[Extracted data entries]

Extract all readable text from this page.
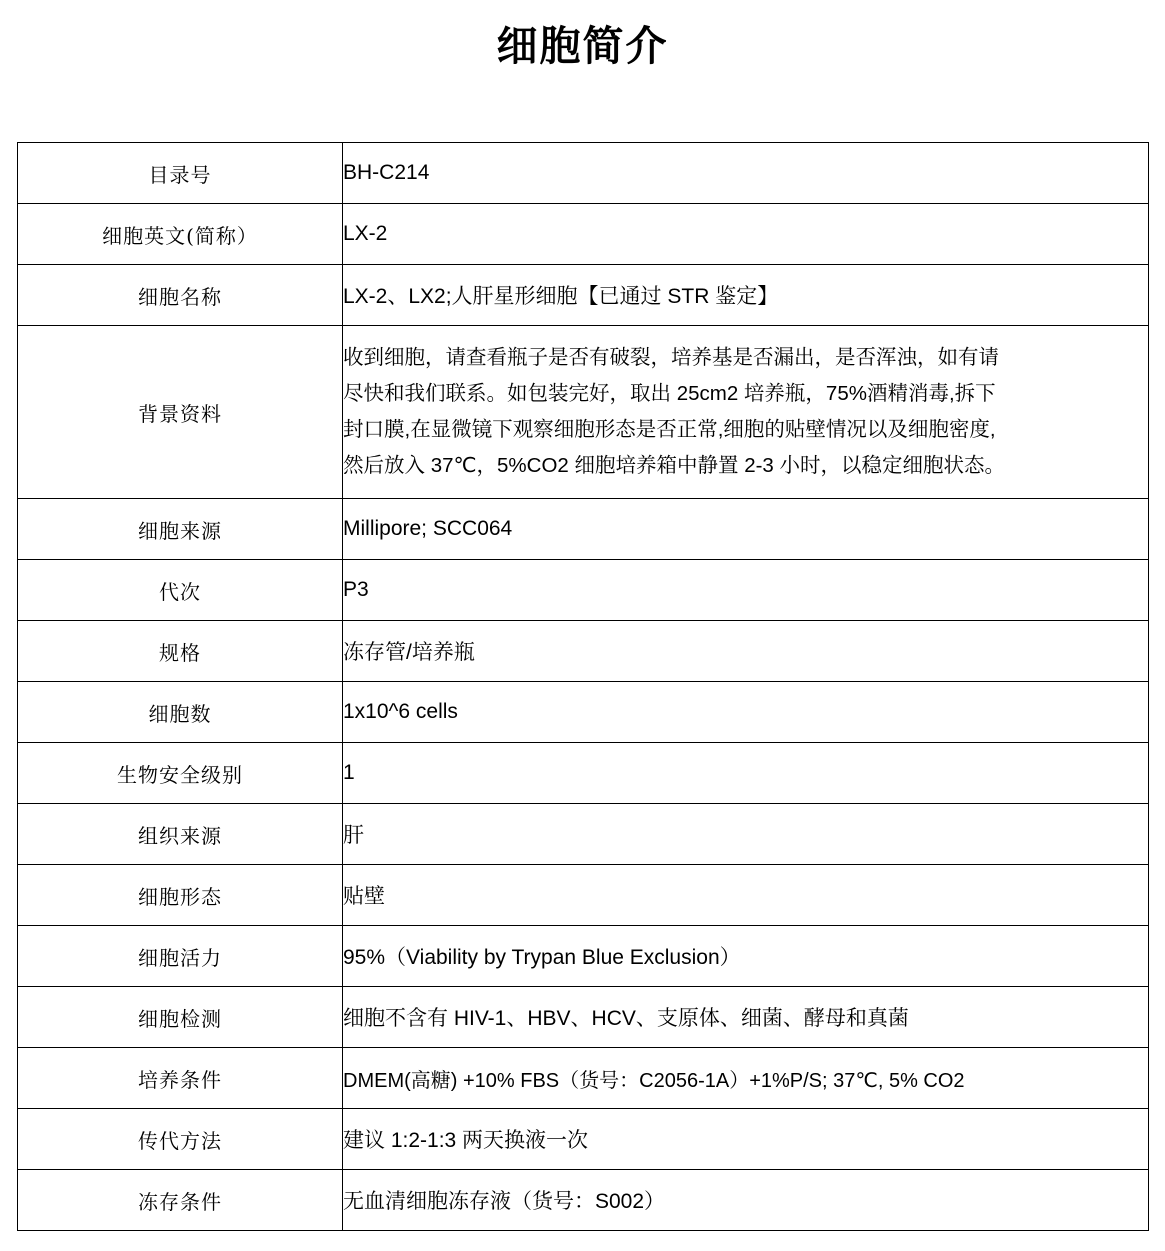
细胞简介
目录号	BH-C214
细胞英文(简称）	LX-2
细胞名称	LX-2、LX2;人肝星形细胞【已通过 STR 鉴定】
背景资料	收到细胞，请查看瓶子是否有破裂，培养基是否漏出，是否浑浊，如有请
尽快和我们联系。如包装完好，取出 25cm2 培养瓶，75%酒精消毒,拆下
封口膜,在显微镜下观察细胞形态是否正常,细胞的贴壁情况以及细胞密度,
然后放入 37℃，5%CO2 细胞培养箱中静置 2-3 小时，以稳定细胞状态。

细胞来源	Millipore; SCC064
代次	P3
规格	冻存管/培养瓶
细胞数	1x10^6 cells
生物安全级别	1
组织来源	肝
细胞形态	贴壁
细胞活力	95%（Viability by Trypan Blue Exclusion）
细胞检测	细胞不含有 HIV-1、HBV、HCV、支原体、细菌、酵母和真菌
培养条件	DMEM(高糖) +10% FBS（货号：C2056-1A）+1%P/S; 37℃, 5% CO2
传代方法	建议 1:2-1:3 两天换液一次
冻存条件	无血清细胞冻存液（货号：S002）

■ **TASK TO COMPLETE**:
Please print the records above once more, word for word, omitting all pictures.

■ **ANSWER BELOW**:
Extract all readable text from this page.
细胞简介
目录号	BH-C214
细胞英文(简称）	LX-2
细胞名称	LX-2、LX2;人肝星形细胞【已通过 STR 鉴定】
背景资料	收到细胞，请查看瓶子是否有破裂，培养基是否漏出，是否浑浊，如有请
尽快和我们联系。如包装完好，取出 25cm2 培养瓶，75%酒精消毒,拆下
封口膜,在显微镜下观察细胞形态是否正常,细胞的贴壁情况以及细胞密度,
然后放入 37℃，5%CO2 细胞培养箱中静置 2-3 小时，以稳定细胞状态。

细胞来源	Millipore; SCC064
代次	P3
规格	冻存管/培养瓶
细胞数	1x10^6 cells
生物安全级别	1
组织来源	肝
细胞形态	贴壁
细胞活力	95%（Viability by Trypan Blue Exclusion）
细胞检测	细胞不含有 HIV-1、HBV、HCV、支原体、细菌、酵母和真菌
培养条件	DMEM(高糖) +10% FBS（货号：C2056-1A）+1%P/S; 37℃, 5% CO2
传代方法	建议 1:2-1:3 两天换液一次
冻存条件	无血清细胞冻存液（货号：S002）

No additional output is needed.